[Document layout detection data]
********
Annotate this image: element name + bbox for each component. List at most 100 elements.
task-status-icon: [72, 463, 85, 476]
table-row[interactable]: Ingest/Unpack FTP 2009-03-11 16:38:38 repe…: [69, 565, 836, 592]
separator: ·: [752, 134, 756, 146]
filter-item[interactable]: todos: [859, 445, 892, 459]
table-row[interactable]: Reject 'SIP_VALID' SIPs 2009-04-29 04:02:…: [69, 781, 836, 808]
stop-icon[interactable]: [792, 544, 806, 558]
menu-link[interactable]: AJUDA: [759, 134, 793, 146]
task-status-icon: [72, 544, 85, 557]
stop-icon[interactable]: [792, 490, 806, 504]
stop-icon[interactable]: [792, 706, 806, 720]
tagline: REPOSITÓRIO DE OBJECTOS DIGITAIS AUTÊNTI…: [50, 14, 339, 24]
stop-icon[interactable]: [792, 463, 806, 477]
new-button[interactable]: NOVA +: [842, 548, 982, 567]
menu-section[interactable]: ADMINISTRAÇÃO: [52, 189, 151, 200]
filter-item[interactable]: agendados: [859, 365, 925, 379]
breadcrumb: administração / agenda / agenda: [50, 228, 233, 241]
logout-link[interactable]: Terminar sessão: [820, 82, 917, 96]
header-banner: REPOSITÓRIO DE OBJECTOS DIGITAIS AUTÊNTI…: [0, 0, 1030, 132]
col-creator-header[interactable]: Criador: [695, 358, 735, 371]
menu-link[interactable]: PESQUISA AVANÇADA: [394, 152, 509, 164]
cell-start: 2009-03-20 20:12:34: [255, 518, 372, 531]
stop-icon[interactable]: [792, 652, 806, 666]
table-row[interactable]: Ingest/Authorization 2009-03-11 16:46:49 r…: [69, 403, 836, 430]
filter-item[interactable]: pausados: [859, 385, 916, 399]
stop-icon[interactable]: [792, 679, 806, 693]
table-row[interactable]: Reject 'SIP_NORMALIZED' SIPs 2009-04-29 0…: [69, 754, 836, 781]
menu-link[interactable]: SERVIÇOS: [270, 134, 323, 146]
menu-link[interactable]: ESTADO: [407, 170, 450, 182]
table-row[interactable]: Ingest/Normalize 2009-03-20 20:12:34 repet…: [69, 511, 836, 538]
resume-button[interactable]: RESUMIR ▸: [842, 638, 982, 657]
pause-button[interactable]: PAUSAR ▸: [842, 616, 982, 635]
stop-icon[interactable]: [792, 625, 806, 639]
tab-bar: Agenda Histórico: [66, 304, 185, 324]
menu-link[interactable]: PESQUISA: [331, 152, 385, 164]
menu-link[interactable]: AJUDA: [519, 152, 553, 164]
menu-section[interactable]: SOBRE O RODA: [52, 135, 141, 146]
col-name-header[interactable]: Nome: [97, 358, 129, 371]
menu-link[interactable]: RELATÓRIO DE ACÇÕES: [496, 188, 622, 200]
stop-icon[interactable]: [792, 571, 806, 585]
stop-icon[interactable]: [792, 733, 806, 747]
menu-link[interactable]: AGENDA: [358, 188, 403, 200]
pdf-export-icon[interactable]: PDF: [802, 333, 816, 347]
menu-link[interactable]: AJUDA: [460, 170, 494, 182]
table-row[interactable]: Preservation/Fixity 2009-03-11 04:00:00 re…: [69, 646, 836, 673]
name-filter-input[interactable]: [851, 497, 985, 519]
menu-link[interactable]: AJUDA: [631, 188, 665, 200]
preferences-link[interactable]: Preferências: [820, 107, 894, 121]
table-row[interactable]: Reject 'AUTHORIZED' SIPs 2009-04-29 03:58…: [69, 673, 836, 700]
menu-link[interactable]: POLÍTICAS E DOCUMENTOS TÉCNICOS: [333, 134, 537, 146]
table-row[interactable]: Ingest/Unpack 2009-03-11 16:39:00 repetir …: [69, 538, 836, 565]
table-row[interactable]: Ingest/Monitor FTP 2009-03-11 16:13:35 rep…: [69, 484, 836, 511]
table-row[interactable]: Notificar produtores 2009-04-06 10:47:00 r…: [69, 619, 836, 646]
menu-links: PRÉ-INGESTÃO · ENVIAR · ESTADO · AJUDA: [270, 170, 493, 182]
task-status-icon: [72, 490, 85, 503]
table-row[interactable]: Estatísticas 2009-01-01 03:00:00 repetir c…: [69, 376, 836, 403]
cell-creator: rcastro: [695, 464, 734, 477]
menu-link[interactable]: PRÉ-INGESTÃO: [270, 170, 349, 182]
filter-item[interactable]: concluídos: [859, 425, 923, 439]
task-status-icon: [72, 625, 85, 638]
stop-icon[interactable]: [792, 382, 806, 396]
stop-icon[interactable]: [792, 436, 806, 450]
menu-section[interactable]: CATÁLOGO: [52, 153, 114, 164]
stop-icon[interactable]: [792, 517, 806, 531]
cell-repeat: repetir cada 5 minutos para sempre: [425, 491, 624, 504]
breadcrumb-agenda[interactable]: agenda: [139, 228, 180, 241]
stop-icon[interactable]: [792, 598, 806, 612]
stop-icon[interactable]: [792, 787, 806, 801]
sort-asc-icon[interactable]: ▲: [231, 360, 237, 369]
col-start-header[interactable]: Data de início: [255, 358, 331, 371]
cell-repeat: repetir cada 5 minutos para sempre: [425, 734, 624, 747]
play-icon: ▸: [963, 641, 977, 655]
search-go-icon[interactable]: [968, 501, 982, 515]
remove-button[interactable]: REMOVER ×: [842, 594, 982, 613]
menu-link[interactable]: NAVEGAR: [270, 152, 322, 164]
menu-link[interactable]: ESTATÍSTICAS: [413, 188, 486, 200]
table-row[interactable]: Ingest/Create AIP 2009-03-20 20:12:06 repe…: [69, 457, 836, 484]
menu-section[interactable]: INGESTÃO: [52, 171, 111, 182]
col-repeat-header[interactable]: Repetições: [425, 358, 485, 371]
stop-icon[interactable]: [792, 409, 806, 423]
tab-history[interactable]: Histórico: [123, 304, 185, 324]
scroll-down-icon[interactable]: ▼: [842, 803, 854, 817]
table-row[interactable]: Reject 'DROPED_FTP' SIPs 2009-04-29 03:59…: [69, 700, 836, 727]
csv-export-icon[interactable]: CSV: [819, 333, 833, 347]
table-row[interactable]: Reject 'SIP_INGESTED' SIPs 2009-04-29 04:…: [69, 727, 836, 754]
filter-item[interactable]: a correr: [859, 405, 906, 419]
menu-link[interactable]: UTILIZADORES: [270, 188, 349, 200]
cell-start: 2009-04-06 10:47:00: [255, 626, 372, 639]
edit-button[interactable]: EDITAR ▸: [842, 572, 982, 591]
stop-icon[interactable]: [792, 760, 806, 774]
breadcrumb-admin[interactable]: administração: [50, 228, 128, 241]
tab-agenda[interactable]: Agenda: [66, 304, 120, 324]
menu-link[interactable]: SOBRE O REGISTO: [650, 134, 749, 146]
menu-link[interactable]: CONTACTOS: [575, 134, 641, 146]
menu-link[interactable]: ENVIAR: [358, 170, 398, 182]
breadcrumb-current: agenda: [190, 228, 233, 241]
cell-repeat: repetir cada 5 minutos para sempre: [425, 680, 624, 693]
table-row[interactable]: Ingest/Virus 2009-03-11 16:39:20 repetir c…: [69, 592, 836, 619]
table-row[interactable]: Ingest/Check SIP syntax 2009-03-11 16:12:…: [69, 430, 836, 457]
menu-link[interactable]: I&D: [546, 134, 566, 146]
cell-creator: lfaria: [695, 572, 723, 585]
********
▶ _What you have to do_: All of the records above need to be printed again exactly as they appear.

▶ _Answer to the problem_:
Annotate this image: element name + bbox for each component. List at most 100 elements.
task-status-icon: [72, 463, 85, 476]
table-row[interactable]: Ingest/Unpack FTP 2009-03-11 16:38:38 repe…: [69, 565, 836, 592]
separator: ·: [752, 134, 756, 146]
filter-item[interactable]: todos: [859, 445, 892, 459]
table-row[interactable]: Reject 'SIP_VALID' SIPs 2009-04-29 04:02:…: [69, 781, 836, 808]
stop-icon[interactable]: [792, 544, 806, 558]
menu-link[interactable]: AJUDA: [759, 134, 793, 146]
task-status-icon: [72, 544, 85, 557]
stop-icon[interactable]: [792, 490, 806, 504]
stop-icon[interactable]: [792, 706, 806, 720]
tagline: REPOSITÓRIO DE OBJECTOS DIGITAIS AUTÊNTI…: [50, 14, 339, 24]
stop-icon[interactable]: [792, 463, 806, 477]
new-button[interactable]: NOVA +: [842, 548, 982, 567]
menu-section[interactable]: ADMINISTRAÇÃO: [52, 189, 151, 200]
filter-item[interactable]: agendados: [859, 365, 925, 379]
breadcrumb: administração / agenda / agenda: [50, 228, 233, 241]
logout-link[interactable]: Terminar sessão: [820, 82, 917, 96]
header-banner: REPOSITÓRIO DE OBJECTOS DIGITAIS AUTÊNTI…: [0, 0, 1030, 132]
col-creator-header[interactable]: Criador: [695, 358, 735, 371]
menu-link[interactable]: PESQUISA AVANÇADA: [394, 152, 509, 164]
cell-start: 2009-03-20 20:12:34: [255, 518, 372, 531]
stop-icon[interactable]: [792, 652, 806, 666]
table-row[interactable]: Ingest/Authorization 2009-03-11 16:46:49 r…: [69, 403, 836, 430]
filter-item[interactable]: pausados: [859, 385, 916, 399]
stop-icon[interactable]: [792, 679, 806, 693]
table-row[interactable]: Reject 'SIP_NORMALIZED' SIPs 2009-04-29 0…: [69, 754, 836, 781]
menu-link[interactable]: SERVIÇOS: [270, 134, 323, 146]
menu-link[interactable]: ESTADO: [407, 170, 450, 182]
table-row[interactable]: Ingest/Normalize 2009-03-20 20:12:34 repet…: [69, 511, 836, 538]
resume-button[interactable]: RESUMIR ▸: [842, 638, 982, 657]
pause-button[interactable]: PAUSAR ▸: [842, 616, 982, 635]
stop-icon[interactable]: [792, 625, 806, 639]
tab-bar: Agenda Histórico: [66, 304, 185, 324]
menu-link[interactable]: PESQUISA: [331, 152, 385, 164]
menu-link[interactable]: AJUDA: [519, 152, 553, 164]
menu-section[interactable]: SOBRE O RODA: [52, 135, 141, 146]
col-name-header[interactable]: Nome: [97, 358, 129, 371]
menu-link[interactable]: RELATÓRIO DE ACÇÕES: [496, 188, 622, 200]
stop-icon[interactable]: [792, 571, 806, 585]
stop-icon[interactable]: [792, 733, 806, 747]
menu-link[interactable]: AGENDA: [358, 188, 403, 200]
pdf-export-icon[interactable]: PDF: [802, 333, 816, 347]
menu-link[interactable]: AJUDA: [460, 170, 494, 182]
table-row[interactable]: Preservation/Fixity 2009-03-11 04:00:00 re…: [69, 646, 836, 673]
name-filter-input[interactable]: [851, 497, 985, 519]
menu-link[interactable]: AJUDA: [631, 188, 665, 200]
preferences-link[interactable]: Preferências: [820, 107, 894, 121]
table-row[interactable]: Reject 'AUTHORIZED' SIPs 2009-04-29 03:58…: [69, 673, 836, 700]
menu-link[interactable]: POLÍTICAS E DOCUMENTOS TÉCNICOS: [333, 134, 537, 146]
table-row[interactable]: Ingest/Unpack 2009-03-11 16:39:00 repetir …: [69, 538, 836, 565]
table-row[interactable]: Ingest/Monitor FTP 2009-03-11 16:13:35 rep…: [69, 484, 836, 511]
table-row[interactable]: Notificar produtores 2009-04-06 10:47:00 r…: [69, 619, 836, 646]
menu-links: PRÉ-INGESTÃO · ENVIAR · ESTADO · AJUDA: [270, 170, 493, 182]
task-status-icon: [72, 490, 85, 503]
table-row[interactable]: Estatísticas 2009-01-01 03:00:00 repetir c…: [69, 376, 836, 403]
cell-creator: rcastro: [695, 464, 734, 477]
menu-link[interactable]: PRÉ-INGESTÃO: [270, 170, 349, 182]
filter-item[interactable]: concluídos: [859, 425, 923, 439]
task-status-icon: [72, 625, 85, 638]
stop-icon[interactable]: [792, 382, 806, 396]
stop-icon[interactable]: [792, 436, 806, 450]
menu-section[interactable]: CATÁLOGO: [52, 153, 114, 164]
stop-icon[interactable]: [792, 517, 806, 531]
cell-repeat: repetir cada 5 minutos para sempre: [425, 491, 624, 504]
breadcrumb-agenda[interactable]: agenda: [139, 228, 180, 241]
stop-icon[interactable]: [792, 598, 806, 612]
stop-icon[interactable]: [792, 787, 806, 801]
sort-asc-icon[interactable]: ▲: [231, 360, 237, 369]
col-start-header[interactable]: Data de início: [255, 358, 331, 371]
cell-repeat: repetir cada 5 minutos para sempre: [425, 734, 624, 747]
play-icon: ▸: [963, 641, 977, 655]
search-go-icon[interactable]: [968, 501, 982, 515]
remove-button[interactable]: REMOVER ×: [842, 594, 982, 613]
menu-link[interactable]: NAVEGAR: [270, 152, 322, 164]
menu-link[interactable]: ESTATÍSTICAS: [413, 188, 486, 200]
table-row[interactable]: Ingest/Create AIP 2009-03-20 20:12:06 repe…: [69, 457, 836, 484]
menu-section[interactable]: INGESTÃO: [52, 171, 111, 182]
col-repeat-header[interactable]: Repetições: [425, 358, 485, 371]
stop-icon[interactable]: [792, 409, 806, 423]
tab-history[interactable]: Histórico: [123, 304, 185, 324]
scroll-down-icon[interactable]: ▼: [842, 803, 854, 817]
table-row[interactable]: Reject 'DROPED_FTP' SIPs 2009-04-29 03:59…: [69, 700, 836, 727]
csv-export-icon[interactable]: CSV: [819, 333, 833, 347]
table-row[interactable]: Reject 'SIP_INGESTED' SIPs 2009-04-29 04:…: [69, 727, 836, 754]
filter-item[interactable]: a correr: [859, 405, 906, 419]
menu-link[interactable]: UTILIZADORES: [270, 188, 349, 200]
cell-start: 2009-04-06 10:47:00: [255, 626, 372, 639]
edit-button[interactable]: EDITAR ▸: [842, 572, 982, 591]
stop-icon[interactable]: [792, 760, 806, 774]
breadcrumb-admin[interactable]: administração: [50, 228, 128, 241]
tab-agenda[interactable]: Agenda: [66, 304, 120, 324]
menu-link[interactable]: SOBRE O REGISTO: [650, 134, 749, 146]
menu-link[interactable]: CONTACTOS: [575, 134, 641, 146]
menu-link[interactable]: ENVIAR: [358, 170, 398, 182]
breadcrumb-current: agenda: [190, 228, 233, 241]
cell-repeat: repetir cada 5 minutos para sempre: [425, 680, 624, 693]
table-row[interactable]: Ingest/Virus 2009-03-11 16:39:20 repetir c…: [69, 592, 836, 619]
table-row[interactable]: Ingest/Check SIP syntax 2009-03-11 16:12:…: [69, 430, 836, 457]
menu-link[interactable]: I&D: [546, 134, 566, 146]
cell-creator: lfaria: [695, 572, 723, 585]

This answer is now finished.